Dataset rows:
============
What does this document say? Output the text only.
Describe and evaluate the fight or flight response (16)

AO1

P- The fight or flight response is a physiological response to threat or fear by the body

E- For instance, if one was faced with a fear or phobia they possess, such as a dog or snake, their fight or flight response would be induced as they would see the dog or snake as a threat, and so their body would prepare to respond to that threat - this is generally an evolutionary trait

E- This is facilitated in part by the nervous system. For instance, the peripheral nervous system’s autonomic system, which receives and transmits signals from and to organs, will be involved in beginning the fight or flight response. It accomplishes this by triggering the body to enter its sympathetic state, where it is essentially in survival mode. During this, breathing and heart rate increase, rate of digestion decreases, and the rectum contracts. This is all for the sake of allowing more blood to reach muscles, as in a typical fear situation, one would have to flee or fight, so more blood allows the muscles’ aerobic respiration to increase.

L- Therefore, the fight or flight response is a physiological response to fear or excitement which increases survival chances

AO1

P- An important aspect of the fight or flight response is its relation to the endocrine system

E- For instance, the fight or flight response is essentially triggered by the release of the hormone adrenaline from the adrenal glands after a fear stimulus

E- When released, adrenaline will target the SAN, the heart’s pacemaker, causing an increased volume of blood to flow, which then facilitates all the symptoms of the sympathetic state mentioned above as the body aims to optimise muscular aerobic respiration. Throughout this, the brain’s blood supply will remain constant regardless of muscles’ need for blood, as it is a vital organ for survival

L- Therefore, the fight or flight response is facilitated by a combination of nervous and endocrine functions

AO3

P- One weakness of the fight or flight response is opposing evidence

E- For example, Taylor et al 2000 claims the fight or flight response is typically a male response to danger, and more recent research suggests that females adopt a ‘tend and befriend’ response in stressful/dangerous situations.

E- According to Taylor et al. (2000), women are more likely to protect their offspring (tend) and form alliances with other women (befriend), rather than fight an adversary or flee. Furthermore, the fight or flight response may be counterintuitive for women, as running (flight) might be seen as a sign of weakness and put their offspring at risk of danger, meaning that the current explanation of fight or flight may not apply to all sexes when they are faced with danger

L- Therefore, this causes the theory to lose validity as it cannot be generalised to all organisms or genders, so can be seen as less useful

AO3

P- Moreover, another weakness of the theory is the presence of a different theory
============
=== YOUR OBJECTIVE ===
Copy the records above exactly.

=== FINISHED EXERCISE ===
What does this document say? Output the text only.
Describe and evaluate the fight or flight response (16)

AO1

P- The fight or flight response is a physiological response to threat or fear by the body

E- For instance, if one was faced with a fear or phobia they possess, such as a dog or snake, their fight or flight response would be induced as they would see the dog or snake as a threat, and so their body would prepare to respond to that threat - this is generally an evolutionary trait

E- This is facilitated in part by the nervous system. For instance, the peripheral nervous system’s autonomic system, which receives and transmits signals from and to organs, will be involved in beginning the fight or flight response. It accomplishes this by triggering the body to enter its sympathetic state, where it is essentially in survival mode. During this, breathing and heart rate increase, rate of digestion decreases, and the rectum contracts. This is all for the sake of allowing more blood to reach muscles, as in a typical fear situation, one would have to flee or fight, so more blood allows the muscles’ aerobic respiration to increase.

L- Therefore, the fight or flight response is a physiological response to fear or excitement which increases survival chances

AO1

P- An important aspect of the fight or flight response is its relation to the endocrine system

E- For instance, the fight or flight response is essentially triggered by the release of the hormone adrenaline from the adrenal glands after a fear stimulus

E- When released, adrenaline will target the SAN, the heart’s pacemaker, causing an increased volume of blood to flow, which then facilitates all the symptoms of the sympathetic state mentioned above as the body aims to optimise muscular aerobic respiration. Throughout this, the brain’s blood supply will remain constant regardless of muscles’ need for blood, as it is a vital organ for survival

L- Therefore, the fight or flight response is facilitated by a combination of nervous and endocrine functions

AO3

P- One weakness of the fight or flight response is opposing evidence

E- For example, Taylor et al 2000 claims the fight or flight response is typically a male response to danger, and more recent research suggests that females adopt a ‘tend and befriend’ response in stressful/dangerous situations.

E- According to Taylor et al. (2000), women are more likely to protect their offspring (tend) and form alliances with other women (befriend), rather than fight an adversary or flee. Furthermore, the fight or flight response may be counterintuitive for women, as running (flight) might be seen as a sign of weakness and put their offspring at risk of danger, meaning that the current explanation of fight or flight may not apply to all sexes when they are faced with danger

L- Therefore, this causes the theory to lose validity as it cannot be generalised to all organisms or genders, so can be seen as less useful

AO3

P- Moreover, another weakness of the theory is the presence of a different theory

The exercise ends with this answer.